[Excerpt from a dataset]
begin
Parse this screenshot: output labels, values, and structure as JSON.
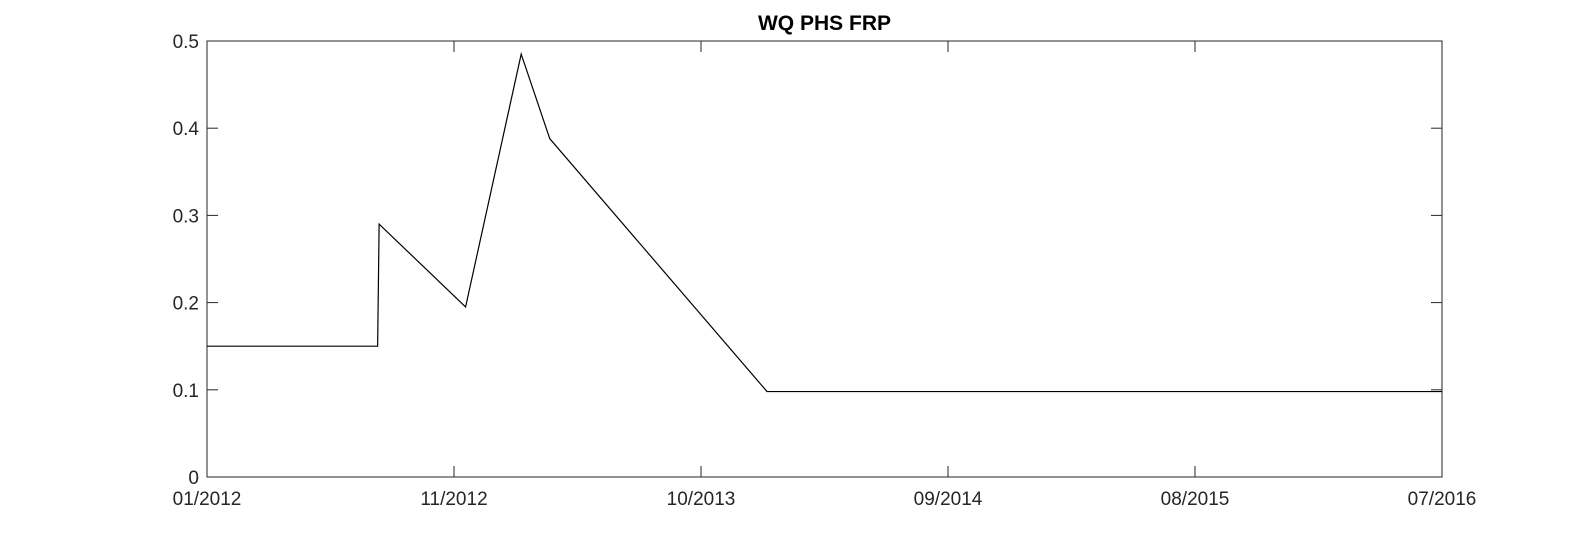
{
  "chart_data": {
    "type": "line",
    "title": "WQ PHS FRP",
    "xlabel": "",
    "ylabel": "",
    "x_tick_labels": [
      "01/2012",
      "11/2012",
      "10/2013",
      "09/2014",
      "08/2015",
      "07/2016"
    ],
    "y_tick_labels": [
      "0",
      "0.1",
      "0.2",
      "0.3",
      "0.4",
      "0.5"
    ],
    "xlim": [
      "2012-01-01",
      "2016-07-01"
    ],
    "ylim": [
      0,
      0.5
    ],
    "grid": false,
    "series": [
      {
        "color": "#000000",
        "points": [
          {
            "x": "2012-01-01",
            "y": 0.15
          },
          {
            "x": "2012-08-15",
            "y": 0.15
          },
          {
            "x": "2012-08-17",
            "y": 0.29
          },
          {
            "x": "2012-12-10",
            "y": 0.195
          },
          {
            "x": "2013-02-22",
            "y": 0.485
          },
          {
            "x": "2013-04-01",
            "y": 0.388
          },
          {
            "x": "2014-01-15",
            "y": 0.098
          },
          {
            "x": "2016-07-01",
            "y": 0.098
          }
        ]
      }
    ]
  }
}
end
What is asked –
Go through the listing above and write it all out exactly, leaving out any picture.

Final result –
Parse this screenshot: output labels, values, and structure as JSON.
{
  "chart_data": {
    "type": "line",
    "title": "WQ PHS FRP",
    "xlabel": "",
    "ylabel": "",
    "x_tick_labels": [
      "01/2012",
      "11/2012",
      "10/2013",
      "09/2014",
      "08/2015",
      "07/2016"
    ],
    "y_tick_labels": [
      "0",
      "0.1",
      "0.2",
      "0.3",
      "0.4",
      "0.5"
    ],
    "xlim": [
      "2012-01-01",
      "2016-07-01"
    ],
    "ylim": [
      0,
      0.5
    ],
    "grid": false,
    "series": [
      {
        "color": "#000000",
        "points": [
          {
            "x": "2012-01-01",
            "y": 0.15
          },
          {
            "x": "2012-08-15",
            "y": 0.15
          },
          {
            "x": "2012-08-17",
            "y": 0.29
          },
          {
            "x": "2012-12-10",
            "y": 0.195
          },
          {
            "x": "2013-02-22",
            "y": 0.485
          },
          {
            "x": "2013-04-01",
            "y": 0.388
          },
          {
            "x": "2014-01-15",
            "y": 0.098
          },
          {
            "x": "2016-07-01",
            "y": 0.098
          }
        ]
      }
    ]
  }
}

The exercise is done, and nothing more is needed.